▶ **Given information**:
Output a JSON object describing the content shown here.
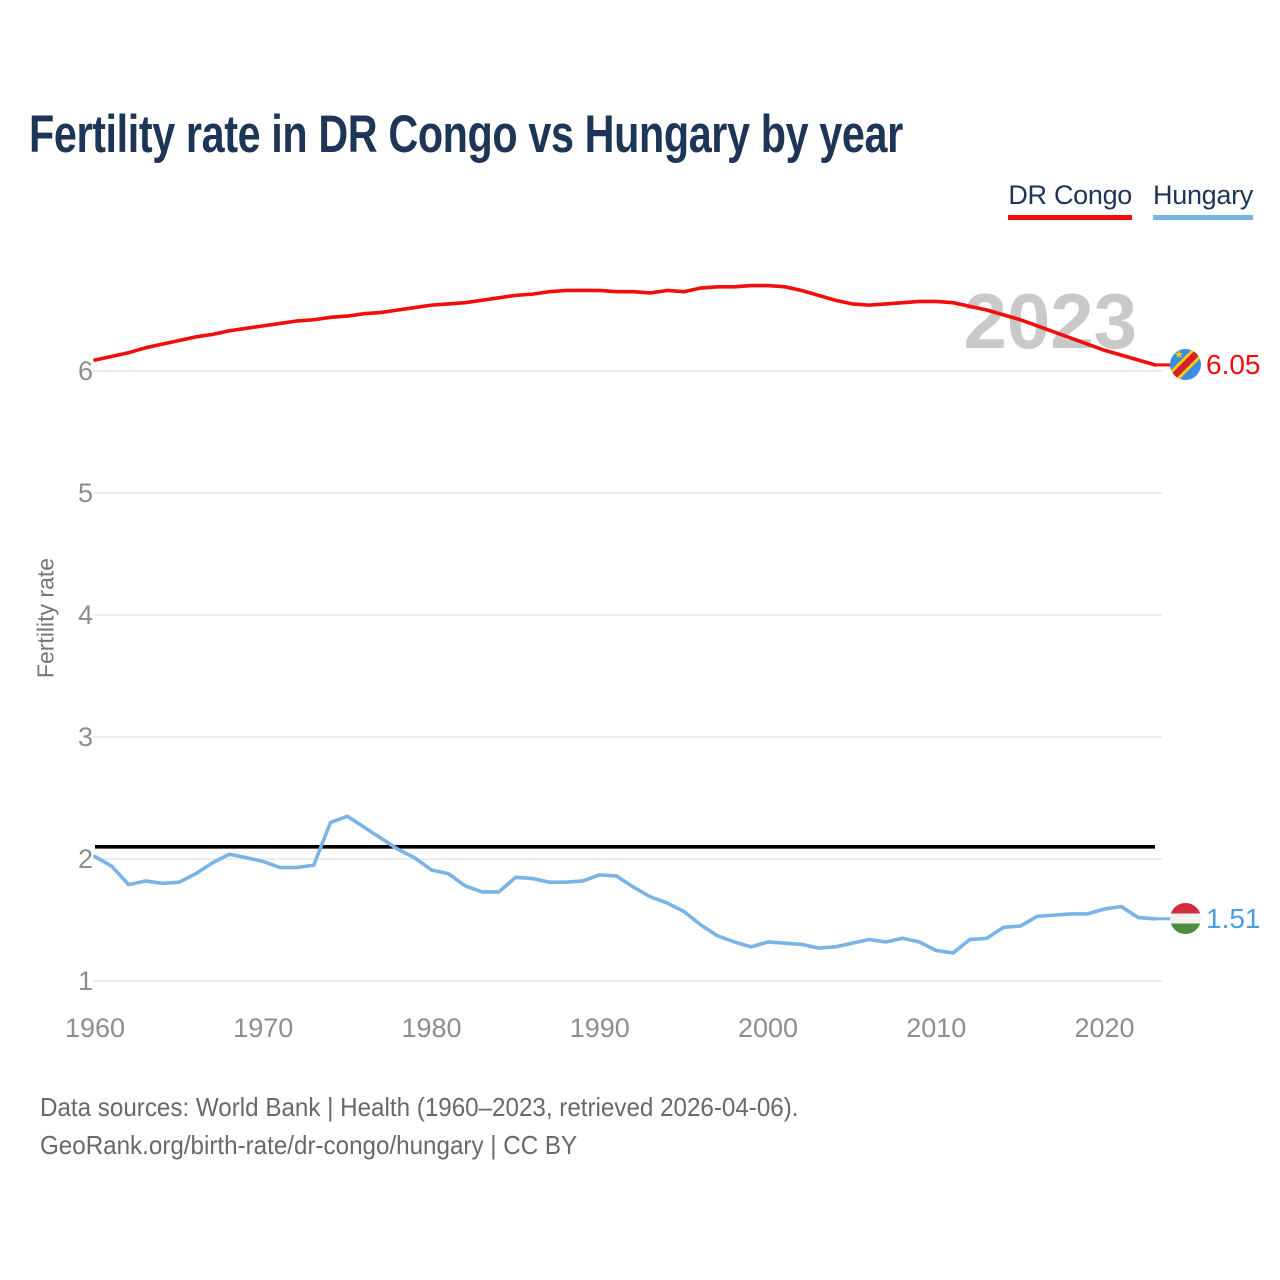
{
  "header": {
    "title": "Fertility rate in DR Congo vs Hungary by year"
  },
  "legend": {
    "items": [
      {
        "label": "DR Congo",
        "color": "#f20d0d"
      },
      {
        "label": "Hungary",
        "color": "#79b4e6"
      }
    ]
  },
  "watermark": {
    "text": "2023"
  },
  "axes": {
    "y_label": "Fertility rate"
  },
  "footer": {
    "line1": "Data sources: World Bank | Health (1960–2023, retrieved 2026-04-06).",
    "line2": "GeoRank.org/birth-rate/dr-congo/hungary | CC BY"
  },
  "colors": {
    "title_navy": "#1d3557",
    "grid": "#ececec",
    "tick_text": "#8e8e8e",
    "watermark_gray": "#c9c9c9",
    "reference_line": "#000000"
  },
  "flags": {
    "dr_congo": {
      "blue": "#3d8ce5",
      "yellow": "#f2d000",
      "red": "#d5202e"
    },
    "hungary": {
      "red": "#d22b3e",
      "white": "#f1f1f1",
      "green": "#4e8c40"
    }
  },
  "chart_data": {
    "type": "line",
    "title": "Fertility rate in DR Congo vs Hungary by year",
    "xlabel": "",
    "ylabel": "Fertility rate",
    "x_range": [
      1960,
      2023
    ],
    "ylim": [
      0.95,
      7.0
    ],
    "x_ticks": [
      1960,
      1970,
      1980,
      1990,
      2000,
      2010,
      2020
    ],
    "y_ticks": [
      1,
      2,
      3,
      4,
      5,
      6
    ],
    "grid": "horizontal",
    "legend_position": "top-right",
    "reference_line": {
      "value": 2.1,
      "color": "#000000"
    },
    "years": [
      1960,
      1961,
      1962,
      1963,
      1964,
      1965,
      1966,
      1967,
      1968,
      1969,
      1970,
      1971,
      1972,
      1973,
      1974,
      1975,
      1976,
      1977,
      1978,
      1979,
      1980,
      1981,
      1982,
      1983,
      1984,
      1985,
      1986,
      1987,
      1988,
      1989,
      1990,
      1991,
      1992,
      1993,
      1994,
      1995,
      1996,
      1997,
      1998,
      1999,
      2000,
      2001,
      2002,
      2003,
      2004,
      2005,
      2006,
      2007,
      2008,
      2009,
      2010,
      2011,
      2012,
      2013,
      2014,
      2015,
      2016,
      2017,
      2018,
      2019,
      2020,
      2021,
      2022,
      2023
    ],
    "series": [
      {
        "name": "DR Congo",
        "color": "#f20d0d",
        "end_label": "6.05",
        "end_label_color": "#f20d0d",
        "flag": "dr_congo",
        "values": [
          6.09,
          6.12,
          6.15,
          6.19,
          6.22,
          6.25,
          6.28,
          6.3,
          6.33,
          6.35,
          6.37,
          6.39,
          6.41,
          6.42,
          6.44,
          6.45,
          6.47,
          6.48,
          6.5,
          6.52,
          6.54,
          6.55,
          6.56,
          6.58,
          6.6,
          6.62,
          6.63,
          6.65,
          6.66,
          6.66,
          6.66,
          6.65,
          6.65,
          6.64,
          6.66,
          6.65,
          6.68,
          6.69,
          6.69,
          6.7,
          6.7,
          6.69,
          6.66,
          6.62,
          6.58,
          6.55,
          6.54,
          6.55,
          6.56,
          6.57,
          6.57,
          6.56,
          6.53,
          6.5,
          6.46,
          6.42,
          6.37,
          6.32,
          6.27,
          6.22,
          6.17,
          6.13,
          6.09,
          6.05
        ]
      },
      {
        "name": "Hungary",
        "color": "#79b4e6",
        "end_label": "1.51",
        "end_label_color": "#4a9de0",
        "flag": "hungary",
        "values": [
          2.02,
          1.94,
          1.79,
          1.82,
          1.8,
          1.81,
          1.88,
          1.97,
          2.04,
          2.01,
          1.98,
          1.93,
          1.93,
          1.95,
          2.3,
          2.35,
          2.26,
          2.17,
          2.08,
          2.01,
          1.91,
          1.88,
          1.78,
          1.73,
          1.73,
          1.85,
          1.84,
          1.81,
          1.81,
          1.82,
          1.87,
          1.86,
          1.77,
          1.69,
          1.64,
          1.57,
          1.46,
          1.37,
          1.32,
          1.28,
          1.32,
          1.31,
          1.3,
          1.27,
          1.28,
          1.31,
          1.34,
          1.32,
          1.35,
          1.32,
          1.25,
          1.23,
          1.34,
          1.35,
          1.44,
          1.45,
          1.53,
          1.54,
          1.55,
          1.55,
          1.59,
          1.61,
          1.52,
          1.51
        ]
      }
    ]
  }
}
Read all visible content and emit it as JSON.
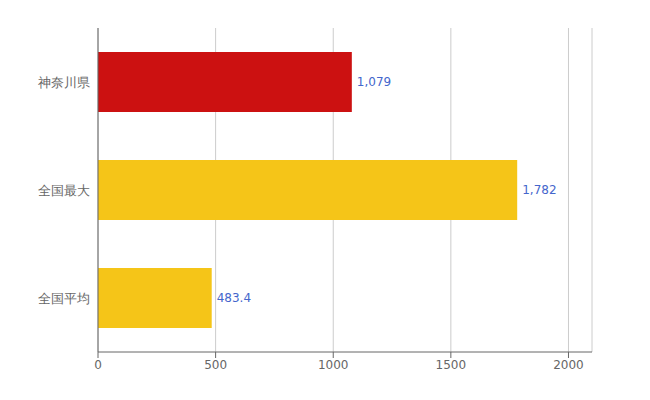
{
  "chart_data": {
    "type": "bar",
    "orientation": "horizontal",
    "categories": [
      "全国平均",
      "全国最大",
      "神奈川県"
    ],
    "values": [
      483.4,
      1782,
      1079
    ],
    "value_labels": [
      "483.4",
      "1,782",
      "1,079"
    ],
    "colors": [
      "#F5C518",
      "#F5C518",
      "#CC1111"
    ],
    "xlim": [
      0,
      2100
    ],
    "xticks": [
      0,
      500,
      1000,
      1500,
      2000
    ],
    "grid": true,
    "data_labels": true
  }
}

▶ **Exercise instructions**:
Leave the pictures out and output the rest of the listing exactly.

▶ **Correct response**:
Output a JSON object describing the content shown here.
{
  "header": {
    "title": "Fertility rate in DR Congo vs Hungary by year"
  },
  "legend": {
    "items": [
      {
        "label": "DR Congo",
        "color": "#f20d0d"
      },
      {
        "label": "Hungary",
        "color": "#79b4e6"
      }
    ]
  },
  "watermark": {
    "text": "2023"
  },
  "axes": {
    "y_label": "Fertility rate"
  },
  "footer": {
    "line1": "Data sources: World Bank | Health (1960–2023, retrieved 2026-04-06).",
    "line2": "GeoRank.org/birth-rate/dr-congo/hungary | CC BY"
  },
  "colors": {
    "title_navy": "#1d3557",
    "grid": "#ececec",
    "tick_text": "#8e8e8e",
    "watermark_gray": "#c9c9c9",
    "reference_line": "#000000"
  },
  "flags": {
    "dr_congo": {
      "blue": "#3d8ce5",
      "yellow": "#f2d000",
      "red": "#d5202e"
    },
    "hungary": {
      "red": "#d22b3e",
      "white": "#f1f1f1",
      "green": "#4e8c40"
    }
  },
  "chart_data": {
    "type": "line",
    "title": "Fertility rate in DR Congo vs Hungary by year",
    "xlabel": "",
    "ylabel": "Fertility rate",
    "x_range": [
      1960,
      2023
    ],
    "ylim": [
      0.95,
      7.0
    ],
    "x_ticks": [
      1960,
      1970,
      1980,
      1990,
      2000,
      2010,
      2020
    ],
    "y_ticks": [
      1,
      2,
      3,
      4,
      5,
      6
    ],
    "grid": "horizontal",
    "legend_position": "top-right",
    "reference_line": {
      "value": 2.1,
      "color": "#000000"
    },
    "years": [
      1960,
      1961,
      1962,
      1963,
      1964,
      1965,
      1966,
      1967,
      1968,
      1969,
      1970,
      1971,
      1972,
      1973,
      1974,
      1975,
      1976,
      1977,
      1978,
      1979,
      1980,
      1981,
      1982,
      1983,
      1984,
      1985,
      1986,
      1987,
      1988,
      1989,
      1990,
      1991,
      1992,
      1993,
      1994,
      1995,
      1996,
      1997,
      1998,
      1999,
      2000,
      2001,
      2002,
      2003,
      2004,
      2005,
      2006,
      2007,
      2008,
      2009,
      2010,
      2011,
      2012,
      2013,
      2014,
      2015,
      2016,
      2017,
      2018,
      2019,
      2020,
      2021,
      2022,
      2023
    ],
    "series": [
      {
        "name": "DR Congo",
        "color": "#f20d0d",
        "end_label": "6.05",
        "end_label_color": "#f20d0d",
        "flag": "dr_congo",
        "values": [
          6.09,
          6.12,
          6.15,
          6.19,
          6.22,
          6.25,
          6.28,
          6.3,
          6.33,
          6.35,
          6.37,
          6.39,
          6.41,
          6.42,
          6.44,
          6.45,
          6.47,
          6.48,
          6.5,
          6.52,
          6.54,
          6.55,
          6.56,
          6.58,
          6.6,
          6.62,
          6.63,
          6.65,
          6.66,
          6.66,
          6.66,
          6.65,
          6.65,
          6.64,
          6.66,
          6.65,
          6.68,
          6.69,
          6.69,
          6.7,
          6.7,
          6.69,
          6.66,
          6.62,
          6.58,
          6.55,
          6.54,
          6.55,
          6.56,
          6.57,
          6.57,
          6.56,
          6.53,
          6.5,
          6.46,
          6.42,
          6.37,
          6.32,
          6.27,
          6.22,
          6.17,
          6.13,
          6.09,
          6.05
        ]
      },
      {
        "name": "Hungary",
        "color": "#79b4e6",
        "end_label": "1.51",
        "end_label_color": "#4a9de0",
        "flag": "hungary",
        "values": [
          2.02,
          1.94,
          1.79,
          1.82,
          1.8,
          1.81,
          1.88,
          1.97,
          2.04,
          2.01,
          1.98,
          1.93,
          1.93,
          1.95,
          2.3,
          2.35,
          2.26,
          2.17,
          2.08,
          2.01,
          1.91,
          1.88,
          1.78,
          1.73,
          1.73,
          1.85,
          1.84,
          1.81,
          1.81,
          1.82,
          1.87,
          1.86,
          1.77,
          1.69,
          1.64,
          1.57,
          1.46,
          1.37,
          1.32,
          1.28,
          1.32,
          1.31,
          1.3,
          1.27,
          1.28,
          1.31,
          1.34,
          1.32,
          1.35,
          1.32,
          1.25,
          1.23,
          1.34,
          1.35,
          1.44,
          1.45,
          1.53,
          1.54,
          1.55,
          1.55,
          1.59,
          1.61,
          1.52,
          1.51
        ]
      }
    ]
  }
}
Read all visible content and emit it as JSON.
{
  "chart_data": {
    "type": "bar",
    "orientation": "horizontal",
    "categories": [
      "全国平均",
      "全国最大",
      "神奈川県"
    ],
    "values": [
      483.4,
      1782,
      1079
    ],
    "value_labels": [
      "483.4",
      "1,782",
      "1,079"
    ],
    "colors": [
      "#F5C518",
      "#F5C518",
      "#CC1111"
    ],
    "xlim": [
      0,
      2100
    ],
    "xticks": [
      0,
      500,
      1000,
      1500,
      2000
    ],
    "grid": true,
    "data_labels": true
  }
}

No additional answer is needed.